• [Task objective]: Output all the material that follows, exactly as given.

• [Records]:
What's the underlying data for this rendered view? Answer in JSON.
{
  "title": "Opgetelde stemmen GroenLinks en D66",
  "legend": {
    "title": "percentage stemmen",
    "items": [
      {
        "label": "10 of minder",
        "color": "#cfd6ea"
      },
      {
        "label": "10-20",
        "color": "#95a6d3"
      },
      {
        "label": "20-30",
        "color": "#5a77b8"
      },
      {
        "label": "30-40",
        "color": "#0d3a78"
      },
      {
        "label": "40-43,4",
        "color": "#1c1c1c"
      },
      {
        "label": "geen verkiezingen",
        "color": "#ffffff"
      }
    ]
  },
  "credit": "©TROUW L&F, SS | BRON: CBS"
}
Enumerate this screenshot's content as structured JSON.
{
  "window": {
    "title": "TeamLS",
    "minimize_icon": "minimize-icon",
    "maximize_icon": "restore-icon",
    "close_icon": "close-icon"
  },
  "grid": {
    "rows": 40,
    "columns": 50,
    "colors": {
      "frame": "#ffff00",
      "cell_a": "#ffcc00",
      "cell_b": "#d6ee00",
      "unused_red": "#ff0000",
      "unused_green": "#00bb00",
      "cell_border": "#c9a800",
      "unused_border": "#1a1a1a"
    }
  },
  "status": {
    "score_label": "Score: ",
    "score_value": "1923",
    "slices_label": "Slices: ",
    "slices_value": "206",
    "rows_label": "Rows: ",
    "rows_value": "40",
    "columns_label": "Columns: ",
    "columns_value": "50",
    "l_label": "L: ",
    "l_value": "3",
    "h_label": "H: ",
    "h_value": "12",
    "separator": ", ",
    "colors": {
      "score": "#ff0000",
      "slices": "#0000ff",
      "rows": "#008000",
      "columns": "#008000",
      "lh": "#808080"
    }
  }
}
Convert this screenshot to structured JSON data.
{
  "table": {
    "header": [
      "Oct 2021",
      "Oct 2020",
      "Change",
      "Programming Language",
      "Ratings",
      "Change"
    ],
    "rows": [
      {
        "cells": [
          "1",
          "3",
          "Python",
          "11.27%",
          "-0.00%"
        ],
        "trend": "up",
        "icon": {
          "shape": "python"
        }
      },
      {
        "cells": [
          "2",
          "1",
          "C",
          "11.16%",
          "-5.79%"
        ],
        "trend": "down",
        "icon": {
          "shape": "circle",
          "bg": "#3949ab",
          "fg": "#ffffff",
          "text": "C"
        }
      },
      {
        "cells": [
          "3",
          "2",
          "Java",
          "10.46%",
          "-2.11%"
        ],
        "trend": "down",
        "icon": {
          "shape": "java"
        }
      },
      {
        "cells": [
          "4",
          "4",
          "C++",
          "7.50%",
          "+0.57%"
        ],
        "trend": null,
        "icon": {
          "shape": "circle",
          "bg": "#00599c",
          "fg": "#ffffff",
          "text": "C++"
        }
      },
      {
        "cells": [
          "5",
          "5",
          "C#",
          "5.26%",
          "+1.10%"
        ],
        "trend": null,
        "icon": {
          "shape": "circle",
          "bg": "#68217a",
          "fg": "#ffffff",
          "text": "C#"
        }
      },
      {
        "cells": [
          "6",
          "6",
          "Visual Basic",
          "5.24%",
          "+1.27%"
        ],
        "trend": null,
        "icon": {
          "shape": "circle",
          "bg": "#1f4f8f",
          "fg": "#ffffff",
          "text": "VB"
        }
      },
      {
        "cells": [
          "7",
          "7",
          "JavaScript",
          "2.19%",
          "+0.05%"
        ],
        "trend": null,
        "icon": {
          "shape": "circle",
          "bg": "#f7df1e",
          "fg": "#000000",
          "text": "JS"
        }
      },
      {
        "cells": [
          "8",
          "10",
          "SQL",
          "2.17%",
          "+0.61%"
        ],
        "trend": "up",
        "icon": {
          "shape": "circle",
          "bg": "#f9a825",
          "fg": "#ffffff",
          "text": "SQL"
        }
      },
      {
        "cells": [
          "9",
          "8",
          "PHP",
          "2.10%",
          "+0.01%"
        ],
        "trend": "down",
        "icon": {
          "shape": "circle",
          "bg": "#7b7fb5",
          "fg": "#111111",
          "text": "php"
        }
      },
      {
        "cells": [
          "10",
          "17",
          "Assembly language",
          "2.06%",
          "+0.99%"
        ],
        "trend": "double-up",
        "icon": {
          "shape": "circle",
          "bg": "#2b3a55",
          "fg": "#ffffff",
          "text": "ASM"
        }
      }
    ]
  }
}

• [Solution to the exercise]:
What's the underlying data for this rendered view? Answer in JSON.
{
  "title": "Opgetelde stemmen GroenLinks en D66",
  "legend": {
    "title": "percentage stemmen",
    "items": [
      {
        "label": "10 of minder",
        "color": "#cfd6ea"
      },
      {
        "label": "10-20",
        "color": "#95a6d3"
      },
      {
        "label": "20-30",
        "color": "#5a77b8"
      },
      {
        "label": "30-40",
        "color": "#0d3a78"
      },
      {
        "label": "40-43,4",
        "color": "#1c1c1c"
      },
      {
        "label": "geen verkiezingen",
        "color": "#ffffff"
      }
    ]
  },
  "credit": "©TROUW L&F, SS | BRON: CBS"
}
Enumerate this screenshot's content as structured JSON.
{
  "window": {
    "title": "TeamLS",
    "minimize_icon": "minimize-icon",
    "maximize_icon": "restore-icon",
    "close_icon": "close-icon"
  },
  "grid": {
    "rows": 40,
    "columns": 50,
    "colors": {
      "frame": "#ffff00",
      "cell_a": "#ffcc00",
      "cell_b": "#d6ee00",
      "unused_red": "#ff0000",
      "unused_green": "#00bb00",
      "cell_border": "#c9a800",
      "unused_border": "#1a1a1a"
    }
  },
  "status": {
    "score_label": "Score: ",
    "score_value": "1923",
    "slices_label": "Slices: ",
    "slices_value": "206",
    "rows_label": "Rows: ",
    "rows_value": "40",
    "columns_label": "Columns: ",
    "columns_value": "50",
    "l_label": "L: ",
    "l_value": "3",
    "h_label": "H: ",
    "h_value": "12",
    "separator": ", ",
    "colors": {
      "score": "#ff0000",
      "slices": "#0000ff",
      "rows": "#008000",
      "columns": "#008000",
      "lh": "#808080"
    }
  }
}
Convert this screenshot to structured JSON data.
{
  "table": {
    "header": [
      "Oct 2021",
      "Oct 2020",
      "Change",
      "Programming Language",
      "Ratings",
      "Change"
    ],
    "rows": [
      {
        "cells": [
          "1",
          "3",
          "Python",
          "11.27%",
          "-0.00%"
        ],
        "trend": "up",
        "icon": {
          "shape": "python"
        }
      },
      {
        "cells": [
          "2",
          "1",
          "C",
          "11.16%",
          "-5.79%"
        ],
        "trend": "down",
        "icon": {
          "shape": "circle",
          "bg": "#3949ab",
          "fg": "#ffffff",
          "text": "C"
        }
      },
      {
        "cells": [
          "3",
          "2",
          "Java",
          "10.46%",
          "-2.11%"
        ],
        "trend": "down",
        "icon": {
          "shape": "java"
        }
      },
      {
        "cells": [
          "4",
          "4",
          "C++",
          "7.50%",
          "+0.57%"
        ],
        "trend": null,
        "icon": {
          "shape": "circle",
          "bg": "#00599c",
          "fg": "#ffffff",
          "text": "C++"
        }
      },
      {
        "cells": [
          "5",
          "5",
          "C#",
          "5.26%",
          "+1.10%"
        ],
        "trend": null,
        "icon": {
          "shape": "circle",
          "bg": "#68217a",
          "fg": "#ffffff",
          "text": "C#"
        }
      },
      {
        "cells": [
          "6",
          "6",
          "Visual Basic",
          "5.24%",
          "+1.27%"
        ],
        "trend": null,
        "icon": {
          "shape": "circle",
          "bg": "#1f4f8f",
          "fg": "#ffffff",
          "text": "VB"
        }
      },
      {
        "cells": [
          "7",
          "7",
          "JavaScript",
          "2.19%",
          "+0.05%"
        ],
        "trend": null,
        "icon": {
          "shape": "circle",
          "bg": "#f7df1e",
          "fg": "#000000",
          "text": "JS"
        }
      },
      {
        "cells": [
          "8",
          "10",
          "SQL",
          "2.17%",
          "+0.61%"
        ],
        "trend": "up",
        "icon": {
          "shape": "circle",
          "bg": "#f9a825",
          "fg": "#ffffff",
          "text": "SQL"
        }
      },
      {
        "cells": [
          "9",
          "8",
          "PHP",
          "2.10%",
          "+0.01%"
        ],
        "trend": "down",
        "icon": {
          "shape": "circle",
          "bg": "#7b7fb5",
          "fg": "#111111",
          "text": "php"
        }
      },
      {
        "cells": [
          "10",
          "17",
          "Assembly language",
          "2.06%",
          "+0.99%"
        ],
        "trend": "double-up",
        "icon": {
          "shape": "circle",
          "bg": "#2b3a55",
          "fg": "#ffffff",
          "text": "ASM"
        }
      }
    ]
  }
}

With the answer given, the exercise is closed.